** Begin **
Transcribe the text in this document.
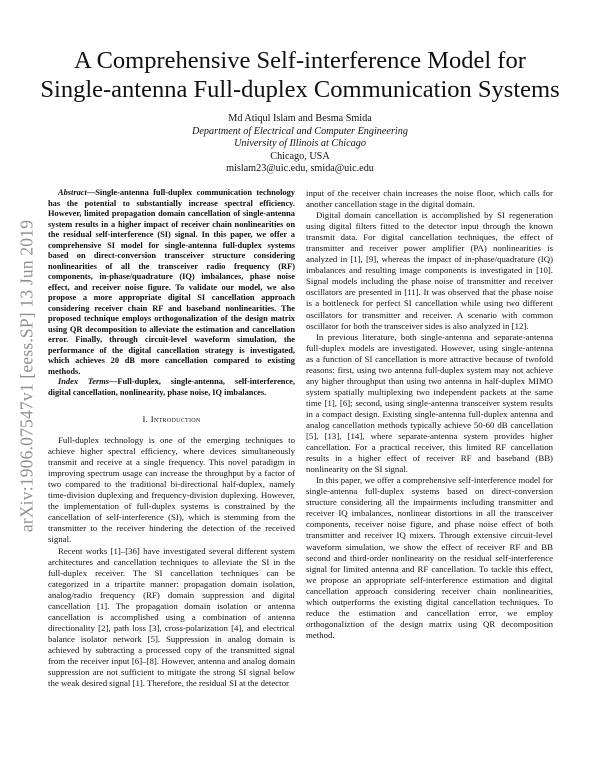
arXiv:1906.07547v1 [eess.SP] 13 Jun 2019
A Comprehensive Self-interference Model for
Single-antenna Full-duplex Communication Systems
Md Atiqul Islam and Besma Smida
Department of Electrical and Computer Engineering
University of Illinois at Chicago
Chicago, USA
mislam23@uic.edu, smida@uic.edu

Abstract—Single-antenna full-duplex communication technology has the potential to substantially increase spectral efficiency. However, limited propagation domain cancellation of single-antenna system results in a higher impact of receiver chain nonlinearities on the residual self-interference (SI) signal. In this paper, we offer a comprehensive SI model for single-antenna full-duplex systems based on direct-conversion transceiver structure considering nonlinearities of all the transceiver radio frequency (RF) components, in-phase/quadrature (IQ) imbalances, phase noise effect, and receiver noise figure. To validate our model, we also propose a more appropriate digital SI cancellation approach considering receiver chain RF and baseband nonlinearities. The proposed technique employs orthogonalization of the design matrix using QR decomposition to alleviate the estimation and cancellation error. Finally, through circuit-level waveform simulation, the performance of the digital cancellation strategy is investigated, which achieves 20 dB more cancellation compared to existing methods.

Index Terms—Full-duplex, single-antenna, self-interference, digital cancellation, nonlinearity, phase noise, IQ imbalances.

I. Introduction

Full-duplex technology is one of the emerging techniques to achieve higher spectral efficiency, where devices simultaneously transmit and receive at a single frequency. This novel paradigm in improving spectrum usage can increase the throughput by a factor of two compared to the traditional bi-directional half-duplex, namely time-division duplexing and frequency-division duplexing. However, the implementation of full-duplex systems is constrained by the cancellation of self-interference (SI), which is stemming from the transmitter to the receiver hindering the detection of the received signal.

Recent works [1]–[36] have investigated several different system architectures and cancellation techniques to alleviate the SI in the full-duplex receiver. The SI cancellation techniques can be categorized in a tripartite manner: propagation domain isolation, analog/radio frequency (RF) domain suppression and digital cancellation [1]. The propagation domain isolation or antenna cancellation is accomplished using a combination of antenna directionality [2], path loss [3], cross-polarization [4], and electrical balance isolator network [5]. Suppression in analog domain is achieved by subtracting a processed copy of the transmitted signal from the receiver input [6]–[8]. However, antenna and analog domain suppression are not sufficient to mitigate the strong SI signal below the weak desired signal [1]. Therefore, the residual SI at the detector

input of the receiver chain increases the noise floor, which calls for another cancellation stage in the digital domain.

Digital domain cancellation is accomplished by SI regeneration using digital filters fitted to the detector input through the known transmit data. For digital cancellation techniques, the effect of transmitter and receiver power amplifier (PA) nonlinearities is analyzed in [1], [9], whereas the impact of in-phase/quadrature (IQ) imbalances and resulting image components is investigated in [10]. Signal models including the phase noise of transmitter and receiver oscillators are presented in [11]. It was observed that the phase noise is a bottleneck for perfect SI cancellation while using two different oscillators for transmitter and receiver. A scenario with common oscillator for both the transceiver sides is also analyzed in [12].

In previous literature, both single-antenna and separate-antenna full-duplex models are investigated. However, using single-antenna as a function of SI cancellation is more attractive because of twofold reasons: first, using two antenna full-duplex system may not achieve any higher throughput than using two antenna in half-duplex MIMO system spatially multiplexing two independent packets at the same time [1], [6]; second, using single-antenna transceiver system results in a compact design. Existing single-antenna full-duplex antenna and analog cancellation methods typically achieve 50-60 dB cancellation [5], [13], [14], where separate-antenna system provides higher cancellation. For a practical receiver, this limited RF cancellation results in a higher effect of receiver RF and baseband (BB) nonlinearity on the SI signal.

In this paper, we offer a comprehensive self-interference model for single-antenna full-duplex systems based on direct-conversion structure considering all the impairments including transmitter and receiver IQ imbalances, nonlinear distortions in all the transceiver components, receiver noise figure, and phase noise effect of both transmitter and receiver IQ mixers. Through extensive circuit-level waveform simulation, we show the effect of receiver RF and BB second and third-order nonlinearity on the residual self-interference signal for limited antenna and RF cancellation. To tackle this effect, we propose an appropriate self-interference estimation and digital cancellation approach considering receiver chain nonlinearities, which outperforms the existing digital cancellation techniques. To reduce the estimation and cancellation error, we employ orthogonaliztion of the design matrix using QR decomposition method.
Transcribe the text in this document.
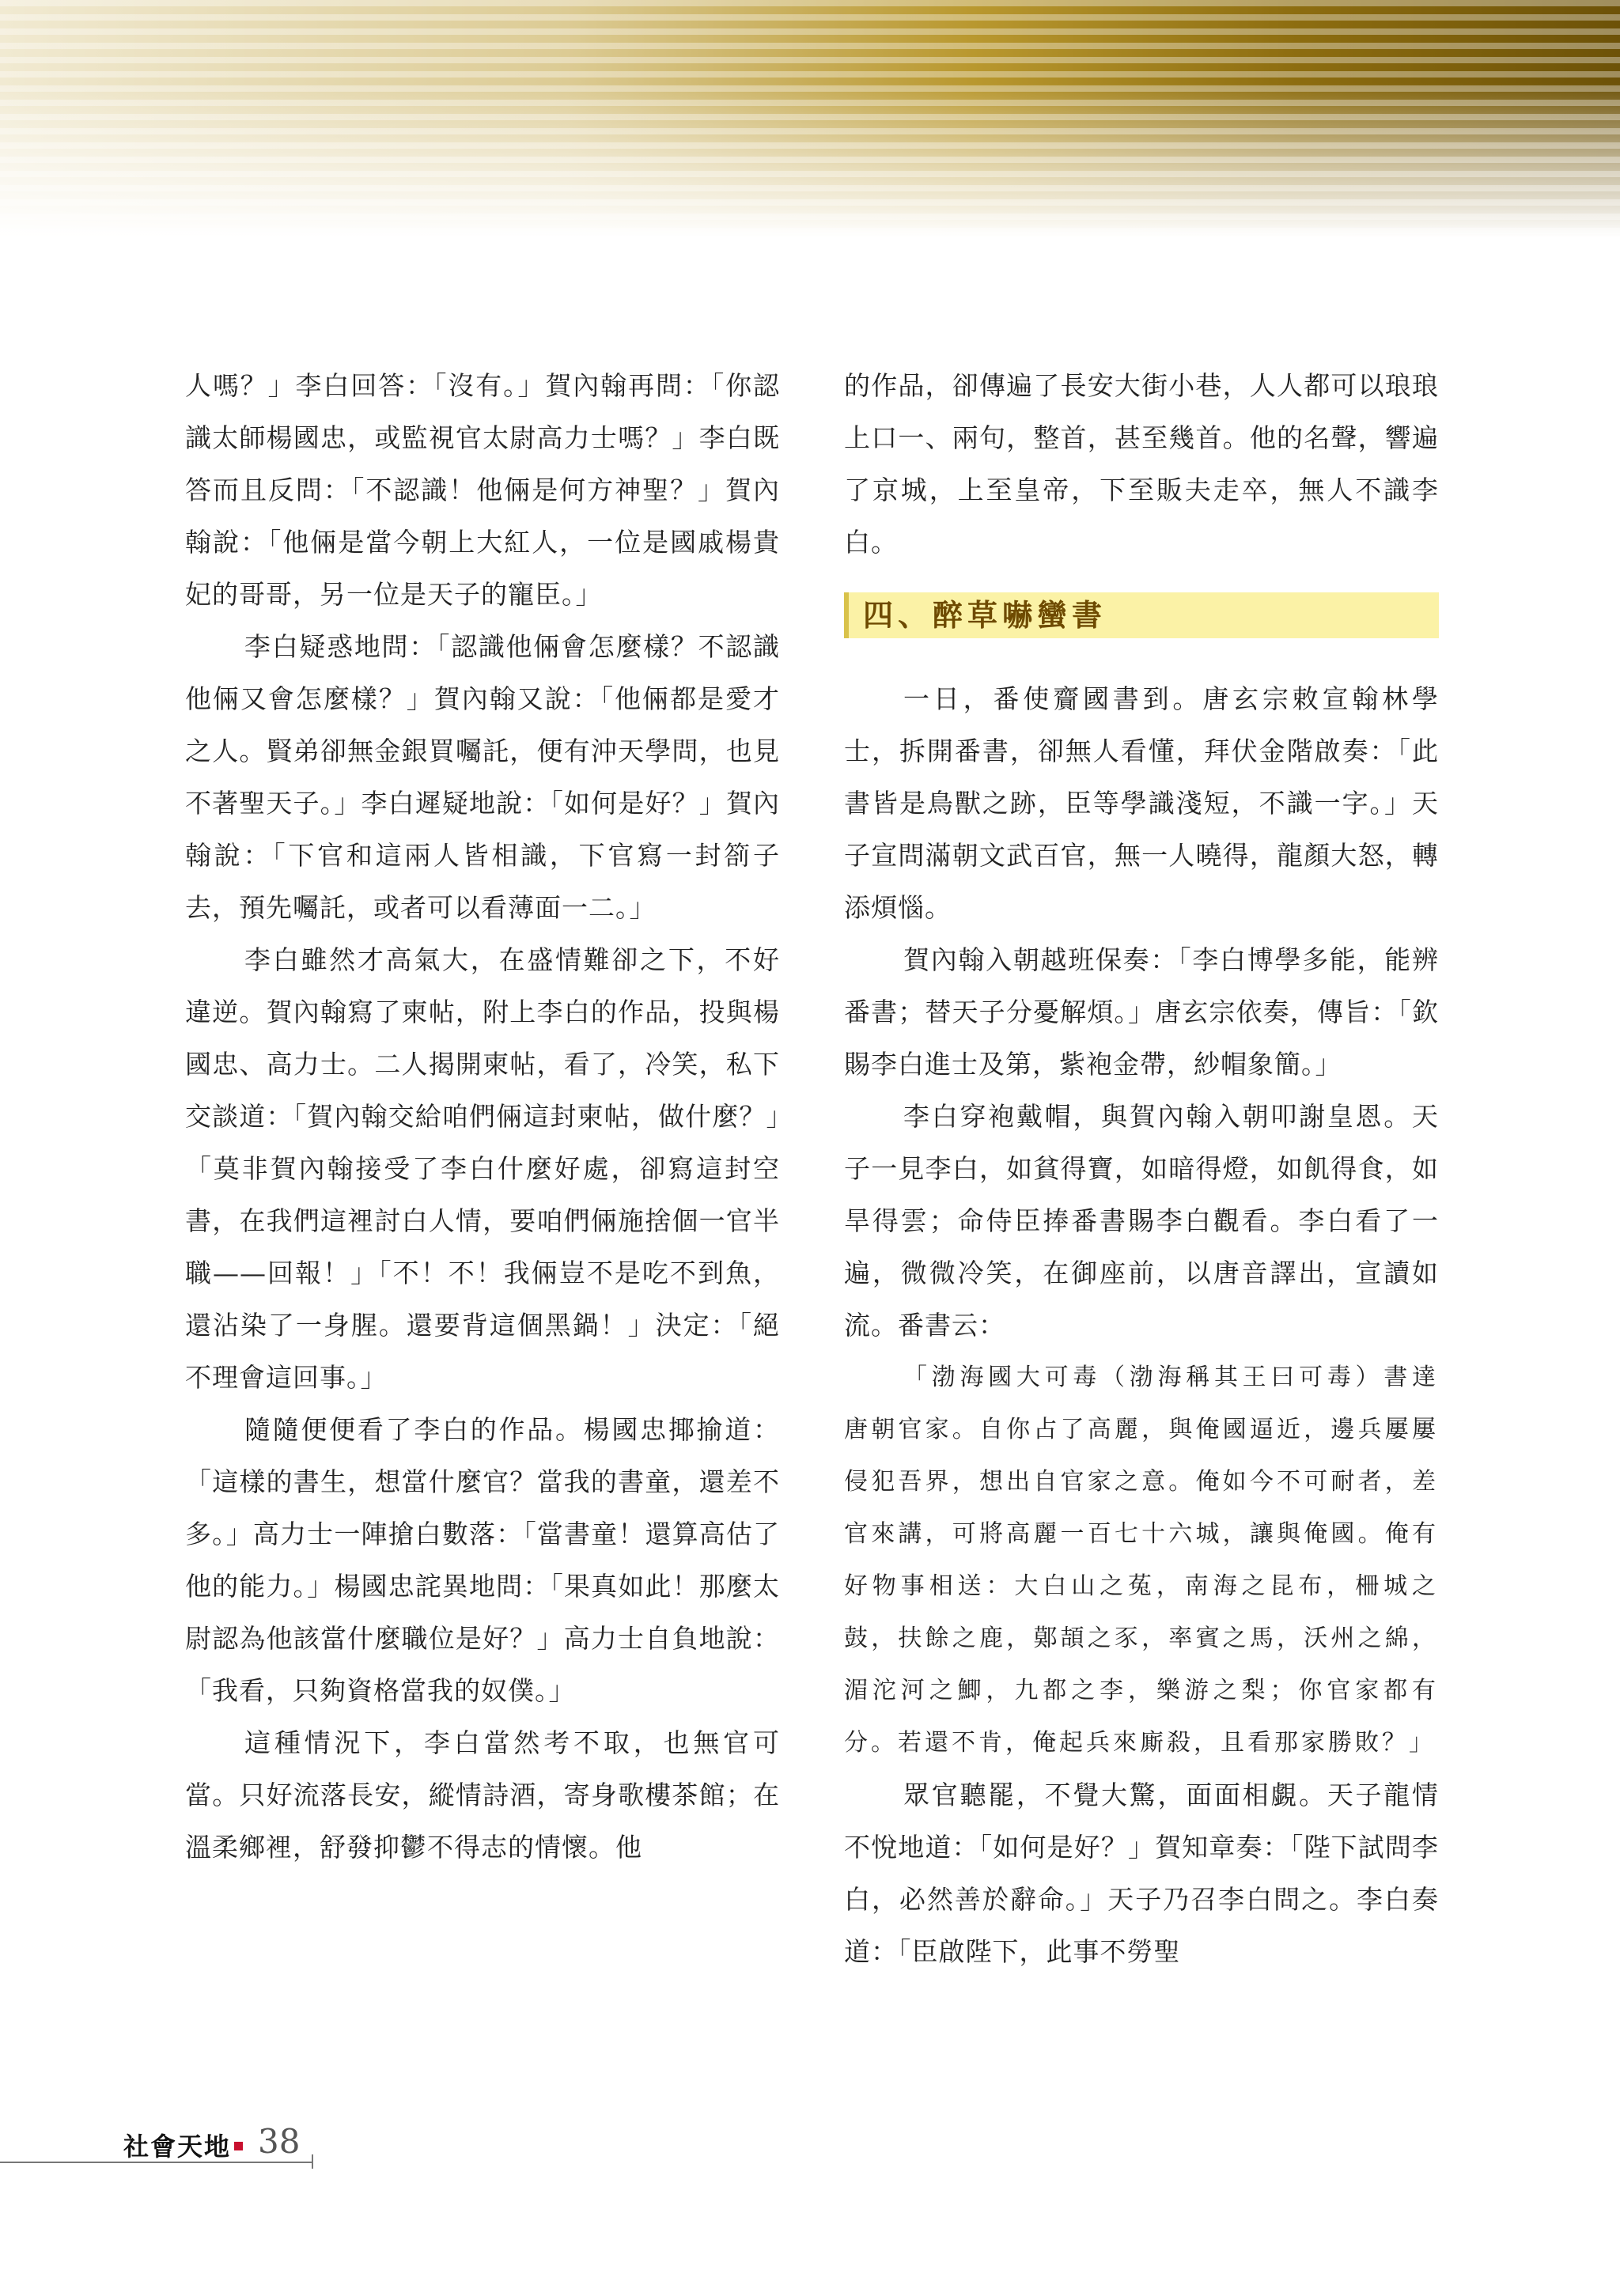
人嗎？」李白回答：「沒有。」賀內翰再問：「你認識太師楊國忠，或監視官太尉高力士嗎？」李白既答而且反問：「不認識！他倆是何方神聖？」賀內翰說：「他倆是當今朝上大紅人，一位是國戚楊貴妃的哥哥，另一位是天子的寵臣。」

李白疑惑地問：「認識他倆會怎麼樣？不認識他倆又會怎麼樣？」賀內翰又說：「他倆都是愛才之人。賢弟卻無金銀買囑託，便有沖天學問，也見不著聖天子。」李白遲疑地說：「如何是好？」賀內翰說：「下官和這兩人皆相識，下官寫一封箚子去，預先囑託，或者可以看薄面一二。」

李白雖然才高氣大，在盛情難卻之下，不好違逆。賀內翰寫了柬帖，附上李白的作品，投與楊國忠、高力士。二人揭開柬帖，看了，冷笑，私下交談道：「賀內翰交給咱們倆這封柬帖，做什麼？」「莫非賀內翰接受了李白什麼好處，卻寫這封空書，在我們這裡討白人情，要咱們倆施捨個一官半職——回報！」「不！不！我倆豈不是吃不到魚，還沾染了一身腥。還要背這個黑鍋！」決定：「絕不理會這回事。」

隨隨便便看了李白的作品。楊國忠揶揄道：「這樣的書生，想當什麼官？當我的書童，還差不多。」高力士一陣搶白數落：「當書童！還算高估了他的能力。」楊國忠詫異地問：「果真如此！那麼太尉認為他該當什麼職位是好？」高力士自負地說：「我看，只夠資格當我的奴僕。」

這種情況下，李白當然考不取，也無官可當。只好流落長安，縱情詩酒，寄身歌樓茶館；在溫柔鄉裡，舒發抑鬱不得志的情懷。他

的作品，卻傳遍了長安大街小巷，人人都可以琅琅上口一、兩句，整首，甚至幾首。他的名聲，響遍了京城，上至皇帝，下至販夫走卒，無人不識李白。

四、醉草嚇蠻書

一日，番使齎國書到。唐玄宗敕宣翰林學士，拆開番書，卻無人看懂，拜伏金階啟奏：「此書皆是鳥獸之跡，臣等學識淺短，不識一字。」天子宣問滿朝文武百官，無一人曉得，龍顏大怒，轉添煩惱。

賀內翰入朝越班保奏：「李白博學多能，能辨番書；替天子分憂解煩。」唐玄宗依奏，傳旨：「欽賜李白進士及第，紫袍金帶，紗帽象簡。」

李白穿袍戴帽，與賀內翰入朝叩謝皇恩。天子一見李白，如貧得寶，如暗得燈，如飢得食，如旱得雲；命侍臣捧番書賜李白觀看。李白看了一遍，微微冷笑，在御座前，以唐音譯出，宣讀如流。番書云：

「渤海國大可毒（渤海稱其王曰可毒）書達唐朝官家。自你占了高麗，與俺國逼近，邊兵屢屢侵犯吾界，想出自官家之意。俺如今不可耐者，差官來講，可將高麗一百七十六城，讓與俺國。俺有好物事相送：大白山之菟，南海之昆布，柵城之鼓，扶餘之鹿，鄚頡之豕，率賓之馬，沃州之綿，湄沱河之鯽，九都之李，樂游之梨；你官家都有分。若還不肯，俺起兵來廝殺，且看那家勝敗？」

眾官聽罷，不覺大驚，面面相覷。天子龍情不悅地道：「如何是好？」賀知章奏：「陛下試問李白，必然善於辭命。」天子乃召李白問之。李白奏道：「臣啟陛下，此事不勞聖

社會天地 38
** End **
## GIVEN TASK
Set down every entry word for word, but omit the pictures.

## PROBLEM SOLUTION
Transcribe the text in this document.
arXiv:1906.07547v1 [eess.SP] 13 Jun 2019
A Comprehensive Self-interference Model for
Single-antenna Full-duplex Communication Systems
Md Atiqul Islam and Besma Smida
Department of Electrical and Computer Engineering
University of Illinois at Chicago
Chicago, USA
mislam23@uic.edu, smida@uic.edu

Abstract—Single-antenna full-duplex communication technology has the potential to substantially increase spectral efficiency. However, limited propagation domain cancellation of single-antenna system results in a higher impact of receiver chain nonlinearities on the residual self-interference (SI) signal. In this paper, we offer a comprehensive SI model for single-antenna full-duplex systems based on direct-conversion transceiver structure considering nonlinearities of all the transceiver radio frequency (RF) components, in-phase/quadrature (IQ) imbalances, phase noise effect, and receiver noise figure. To validate our model, we also propose a more appropriate digital SI cancellation approach considering receiver chain RF and baseband nonlinearities. The proposed technique employs orthogonalization of the design matrix using QR decomposition to alleviate the estimation and cancellation error. Finally, through circuit-level waveform simulation, the performance of the digital cancellation strategy is investigated, which achieves 20 dB more cancellation compared to existing methods.

Index Terms—Full-duplex, single-antenna, self-interference, digital cancellation, nonlinearity, phase noise, IQ imbalances.

I. Introduction

Full-duplex technology is one of the emerging techniques to achieve higher spectral efficiency, where devices simultaneously transmit and receive at a single frequency. This novel paradigm in improving spectrum usage can increase the throughput by a factor of two compared to the traditional bi-directional half-duplex, namely time-division duplexing and frequency-division duplexing. However, the implementation of full-duplex systems is constrained by the cancellation of self-interference (SI), which is stemming from the transmitter to the receiver hindering the detection of the received signal.

Recent works [1]–[36] have investigated several different system architectures and cancellation techniques to alleviate the SI in the full-duplex receiver. The SI cancellation techniques can be categorized in a tripartite manner: propagation domain isolation, analog/radio frequency (RF) domain suppression and digital cancellation [1]. The propagation domain isolation or antenna cancellation is accomplished using a combination of antenna directionality [2], path loss [3], cross-polarization [4], and electrical balance isolator network [5]. Suppression in analog domain is achieved by subtracting a processed copy of the transmitted signal from the receiver input [6]–[8]. However, antenna and analog domain suppression are not sufficient to mitigate the strong SI signal below the weak desired signal [1]. Therefore, the residual SI at the detector

input of the receiver chain increases the noise floor, which calls for another cancellation stage in the digital domain.

Digital domain cancellation is accomplished by SI regeneration using digital filters fitted to the detector input through the known transmit data. For digital cancellation techniques, the effect of transmitter and receiver power amplifier (PA) nonlinearities is analyzed in [1], [9], whereas the impact of in-phase/quadrature (IQ) imbalances and resulting image components is investigated in [10]. Signal models including the phase noise of transmitter and receiver oscillators are presented in [11]. It was observed that the phase noise is a bottleneck for perfect SI cancellation while using two different oscillators for transmitter and receiver. A scenario with common oscillator for both the transceiver sides is also analyzed in [12].

In previous literature, both single-antenna and separate-antenna full-duplex models are investigated. However, using single-antenna as a function of SI cancellation is more attractive because of twofold reasons: first, using two antenna full-duplex system may not achieve any higher throughput than using two antenna in half-duplex MIMO system spatially multiplexing two independent packets at the same time [1], [6]; second, using single-antenna transceiver system results in a compact design. Existing single-antenna full-duplex antenna and analog cancellation methods typically achieve 50-60 dB cancellation [5], [13], [14], where separate-antenna system provides higher cancellation. For a practical receiver, this limited RF cancellation results in a higher effect of receiver RF and baseband (BB) nonlinearity on the SI signal.

In this paper, we offer a comprehensive self-interference model for single-antenna full-duplex systems based on direct-conversion structure considering all the impairments including transmitter and receiver IQ imbalances, nonlinear distortions in all the transceiver components, receiver noise figure, and phase noise effect of both transmitter and receiver IQ mixers. Through extensive circuit-level waveform simulation, we show the effect of receiver RF and BB second and third-order nonlinearity on the residual self-interference signal for limited antenna and RF cancellation. To tackle this effect, we propose an appropriate self-interference estimation and digital cancellation approach considering receiver chain nonlinearities, which outperforms the existing digital cancellation techniques. To reduce the estimation and cancellation error, we employ orthogonaliztion of the design matrix using QR decomposition method.
Transcribe the text in this document.
人嗎？」李白回答：「沒有。」賀內翰再問：「你認識太師楊國忠，或監視官太尉高力士嗎？」李白既答而且反問：「不認識！他倆是何方神聖？」賀內翰說：「他倆是當今朝上大紅人，一位是國戚楊貴妃的哥哥，另一位是天子的寵臣。」

李白疑惑地問：「認識他倆會怎麼樣？不認識他倆又會怎麼樣？」賀內翰又說：「他倆都是愛才之人。賢弟卻無金銀買囑託，便有沖天學問，也見不著聖天子。」李白遲疑地說：「如何是好？」賀內翰說：「下官和這兩人皆相識，下官寫一封箚子去，預先囑託，或者可以看薄面一二。」

李白雖然才高氣大，在盛情難卻之下，不好違逆。賀內翰寫了柬帖，附上李白的作品，投與楊國忠、高力士。二人揭開柬帖，看了，冷笑，私下交談道：「賀內翰交給咱們倆這封柬帖，做什麼？」「莫非賀內翰接受了李白什麼好處，卻寫這封空書，在我們這裡討白人情，要咱們倆施捨個一官半職——回報！」「不！不！我倆豈不是吃不到魚，還沾染了一身腥。還要背這個黑鍋！」決定：「絕不理會這回事。」

隨隨便便看了李白的作品。楊國忠揶揄道：「這樣的書生，想當什麼官？當我的書童，還差不多。」高力士一陣搶白數落：「當書童！還算高估了他的能力。」楊國忠詫異地問：「果真如此！那麼太尉認為他該當什麼職位是好？」高力士自負地說：「我看，只夠資格當我的奴僕。」

這種情況下，李白當然考不取，也無官可當。只好流落長安，縱情詩酒，寄身歌樓茶館；在溫柔鄉裡，舒發抑鬱不得志的情懷。他

的作品，卻傳遍了長安大街小巷，人人都可以琅琅上口一、兩句，整首，甚至幾首。他的名聲，響遍了京城，上至皇帝，下至販夫走卒，無人不識李白。

四、醉草嚇蠻書

一日，番使齎國書到。唐玄宗敕宣翰林學士，拆開番書，卻無人看懂，拜伏金階啟奏：「此書皆是鳥獸之跡，臣等學識淺短，不識一字。」天子宣問滿朝文武百官，無一人曉得，龍顏大怒，轉添煩惱。

賀內翰入朝越班保奏：「李白博學多能，能辨番書；替天子分憂解煩。」唐玄宗依奏，傳旨：「欽賜李白進士及第，紫袍金帶，紗帽象簡。」

李白穿袍戴帽，與賀內翰入朝叩謝皇恩。天子一見李白，如貧得寶，如暗得燈，如飢得食，如旱得雲；命侍臣捧番書賜李白觀看。李白看了一遍，微微冷笑，在御座前，以唐音譯出，宣讀如流。番書云：

「渤海國大可毒（渤海稱其王曰可毒）書達唐朝官家。自你占了高麗，與俺國逼近，邊兵屢屢侵犯吾界，想出自官家之意。俺如今不可耐者，差官來講，可將高麗一百七十六城，讓與俺國。俺有好物事相送：大白山之菟，南海之昆布，柵城之鼓，扶餘之鹿，鄚頡之豕，率賓之馬，沃州之綿，湄沱河之鯽，九都之李，樂游之梨；你官家都有分。若還不肯，俺起兵來廝殺，且看那家勝敗？」

眾官聽罷，不覺大驚，面面相覷。天子龍情不悅地道：「如何是好？」賀知章奏：「陛下試問李白，必然善於辭命。」天子乃召李白問之。李白奏道：「臣啟陛下，此事不勞聖

社會天地 38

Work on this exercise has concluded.